# PROBLEM STATEMENT
Take the records underneath and set them down exactly.

# DATA RECORDS

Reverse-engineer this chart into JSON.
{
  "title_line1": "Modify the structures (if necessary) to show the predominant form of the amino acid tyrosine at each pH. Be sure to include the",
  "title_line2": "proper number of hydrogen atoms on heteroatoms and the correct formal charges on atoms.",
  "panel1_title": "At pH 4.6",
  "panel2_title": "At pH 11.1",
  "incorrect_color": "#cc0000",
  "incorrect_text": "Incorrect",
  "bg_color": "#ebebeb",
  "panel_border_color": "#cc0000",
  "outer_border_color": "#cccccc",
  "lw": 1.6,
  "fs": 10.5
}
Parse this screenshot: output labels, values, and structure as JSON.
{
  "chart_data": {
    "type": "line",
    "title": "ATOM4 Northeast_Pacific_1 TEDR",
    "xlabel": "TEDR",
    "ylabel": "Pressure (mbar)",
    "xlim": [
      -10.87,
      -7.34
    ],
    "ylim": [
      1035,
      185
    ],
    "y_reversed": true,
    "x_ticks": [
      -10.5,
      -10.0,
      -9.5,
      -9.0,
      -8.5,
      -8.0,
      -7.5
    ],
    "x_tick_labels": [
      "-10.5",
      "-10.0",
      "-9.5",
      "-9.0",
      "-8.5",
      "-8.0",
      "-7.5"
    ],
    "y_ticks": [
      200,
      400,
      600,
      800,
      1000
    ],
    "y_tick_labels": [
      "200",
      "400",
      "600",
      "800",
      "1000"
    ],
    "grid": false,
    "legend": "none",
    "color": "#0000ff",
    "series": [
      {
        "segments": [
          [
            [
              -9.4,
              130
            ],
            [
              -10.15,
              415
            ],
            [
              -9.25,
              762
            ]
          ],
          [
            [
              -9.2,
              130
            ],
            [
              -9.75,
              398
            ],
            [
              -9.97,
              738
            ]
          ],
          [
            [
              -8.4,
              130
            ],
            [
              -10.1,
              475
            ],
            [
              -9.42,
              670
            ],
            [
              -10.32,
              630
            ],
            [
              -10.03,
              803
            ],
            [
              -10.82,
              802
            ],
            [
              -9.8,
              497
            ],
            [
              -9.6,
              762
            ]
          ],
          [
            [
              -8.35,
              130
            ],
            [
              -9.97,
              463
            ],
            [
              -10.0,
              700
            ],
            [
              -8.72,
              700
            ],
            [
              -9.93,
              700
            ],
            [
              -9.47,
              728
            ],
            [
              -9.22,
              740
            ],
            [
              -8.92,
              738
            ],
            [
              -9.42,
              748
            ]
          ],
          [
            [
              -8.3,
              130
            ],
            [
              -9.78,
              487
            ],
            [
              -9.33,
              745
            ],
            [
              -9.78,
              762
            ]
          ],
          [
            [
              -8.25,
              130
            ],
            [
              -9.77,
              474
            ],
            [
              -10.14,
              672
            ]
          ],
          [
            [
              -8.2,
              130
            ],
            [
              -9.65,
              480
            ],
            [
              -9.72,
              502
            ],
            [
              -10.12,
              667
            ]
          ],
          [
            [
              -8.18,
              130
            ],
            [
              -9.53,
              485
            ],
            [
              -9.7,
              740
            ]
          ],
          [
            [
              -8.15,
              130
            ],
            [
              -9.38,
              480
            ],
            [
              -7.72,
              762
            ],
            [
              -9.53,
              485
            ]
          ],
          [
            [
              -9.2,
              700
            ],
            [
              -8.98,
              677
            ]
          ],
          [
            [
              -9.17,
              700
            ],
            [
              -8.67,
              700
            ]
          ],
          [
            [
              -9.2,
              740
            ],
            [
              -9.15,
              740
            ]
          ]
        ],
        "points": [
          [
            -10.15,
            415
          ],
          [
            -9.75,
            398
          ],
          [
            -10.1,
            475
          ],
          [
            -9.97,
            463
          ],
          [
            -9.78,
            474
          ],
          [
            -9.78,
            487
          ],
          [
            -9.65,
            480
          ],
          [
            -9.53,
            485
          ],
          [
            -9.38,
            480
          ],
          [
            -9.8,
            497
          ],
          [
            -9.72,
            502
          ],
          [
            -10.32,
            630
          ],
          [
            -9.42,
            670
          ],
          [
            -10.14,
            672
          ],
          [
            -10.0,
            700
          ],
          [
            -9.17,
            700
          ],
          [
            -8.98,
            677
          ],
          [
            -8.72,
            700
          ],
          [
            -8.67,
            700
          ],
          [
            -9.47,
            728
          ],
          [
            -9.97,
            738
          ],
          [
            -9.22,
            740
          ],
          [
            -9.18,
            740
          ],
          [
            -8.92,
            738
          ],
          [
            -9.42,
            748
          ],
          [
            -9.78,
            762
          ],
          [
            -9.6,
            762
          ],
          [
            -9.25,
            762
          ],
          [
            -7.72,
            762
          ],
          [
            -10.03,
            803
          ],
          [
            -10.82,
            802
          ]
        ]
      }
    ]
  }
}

# EXERCISE ANSWER
Reverse-engineer this chart into JSON.
{
  "title_line1": "Modify the structures (if necessary) to show the predominant form of the amino acid tyrosine at each pH. Be sure to include the",
  "title_line2": "proper number of hydrogen atoms on heteroatoms and the correct formal charges on atoms.",
  "panel1_title": "At pH 4.6",
  "panel2_title": "At pH 11.1",
  "incorrect_color": "#cc0000",
  "incorrect_text": "Incorrect",
  "bg_color": "#ebebeb",
  "panel_border_color": "#cc0000",
  "outer_border_color": "#cccccc",
  "lw": 1.6,
  "fs": 10.5
}
Parse this screenshot: output labels, values, and structure as JSON.
{
  "chart_data": {
    "type": "line",
    "title": "ATOM4 Northeast_Pacific_1 TEDR",
    "xlabel": "TEDR",
    "ylabel": "Pressure (mbar)",
    "xlim": [
      -10.87,
      -7.34
    ],
    "ylim": [
      1035,
      185
    ],
    "y_reversed": true,
    "x_ticks": [
      -10.5,
      -10.0,
      -9.5,
      -9.0,
      -8.5,
      -8.0,
      -7.5
    ],
    "x_tick_labels": [
      "-10.5",
      "-10.0",
      "-9.5",
      "-9.0",
      "-8.5",
      "-8.0",
      "-7.5"
    ],
    "y_ticks": [
      200,
      400,
      600,
      800,
      1000
    ],
    "y_tick_labels": [
      "200",
      "400",
      "600",
      "800",
      "1000"
    ],
    "grid": false,
    "legend": "none",
    "color": "#0000ff",
    "series": [
      {
        "segments": [
          [
            [
              -9.4,
              130
            ],
            [
              -10.15,
              415
            ],
            [
              -9.25,
              762
            ]
          ],
          [
            [
              -9.2,
              130
            ],
            [
              -9.75,
              398
            ],
            [
              -9.97,
              738
            ]
          ],
          [
            [
              -8.4,
              130
            ],
            [
              -10.1,
              475
            ],
            [
              -9.42,
              670
            ],
            [
              -10.32,
              630
            ],
            [
              -10.03,
              803
            ],
            [
              -10.82,
              802
            ],
            [
              -9.8,
              497
            ],
            [
              -9.6,
              762
            ]
          ],
          [
            [
              -8.35,
              130
            ],
            [
              -9.97,
              463
            ],
            [
              -10.0,
              700
            ],
            [
              -8.72,
              700
            ],
            [
              -9.93,
              700
            ],
            [
              -9.47,
              728
            ],
            [
              -9.22,
              740
            ],
            [
              -8.92,
              738
            ],
            [
              -9.42,
              748
            ]
          ],
          [
            [
              -8.3,
              130
            ],
            [
              -9.78,
              487
            ],
            [
              -9.33,
              745
            ],
            [
              -9.78,
              762
            ]
          ],
          [
            [
              -8.25,
              130
            ],
            [
              -9.77,
              474
            ],
            [
              -10.14,
              672
            ]
          ],
          [
            [
              -8.2,
              130
            ],
            [
              -9.65,
              480
            ],
            [
              -9.72,
              502
            ],
            [
              -10.12,
              667
            ]
          ],
          [
            [
              -8.18,
              130
            ],
            [
              -9.53,
              485
            ],
            [
              -9.7,
              740
            ]
          ],
          [
            [
              -8.15,
              130
            ],
            [
              -9.38,
              480
            ],
            [
              -7.72,
              762
            ],
            [
              -9.53,
              485
            ]
          ],
          [
            [
              -9.2,
              700
            ],
            [
              -8.98,
              677
            ]
          ],
          [
            [
              -9.17,
              700
            ],
            [
              -8.67,
              700
            ]
          ],
          [
            [
              -9.2,
              740
            ],
            [
              -9.15,
              740
            ]
          ]
        ],
        "points": [
          [
            -10.15,
            415
          ],
          [
            -9.75,
            398
          ],
          [
            -10.1,
            475
          ],
          [
            -9.97,
            463
          ],
          [
            -9.78,
            474
          ],
          [
            -9.78,
            487
          ],
          [
            -9.65,
            480
          ],
          [
            -9.53,
            485
          ],
          [
            -9.38,
            480
          ],
          [
            -9.8,
            497
          ],
          [
            -9.72,
            502
          ],
          [
            -10.32,
            630
          ],
          [
            -9.42,
            670
          ],
          [
            -10.14,
            672
          ],
          [
            -10.0,
            700
          ],
          [
            -9.17,
            700
          ],
          [
            -8.98,
            677
          ],
          [
            -8.72,
            700
          ],
          [
            -8.67,
            700
          ],
          [
            -9.47,
            728
          ],
          [
            -9.97,
            738
          ],
          [
            -9.22,
            740
          ],
          [
            -9.18,
            740
          ],
          [
            -8.92,
            738
          ],
          [
            -9.42,
            748
          ],
          [
            -9.78,
            762
          ],
          [
            -9.6,
            762
          ],
          [
            -9.25,
            762
          ],
          [
            -7.72,
            762
          ],
          [
            -10.03,
            803
          ],
          [
            -10.82,
            802
          ]
        ]
      }
    ]
  }
}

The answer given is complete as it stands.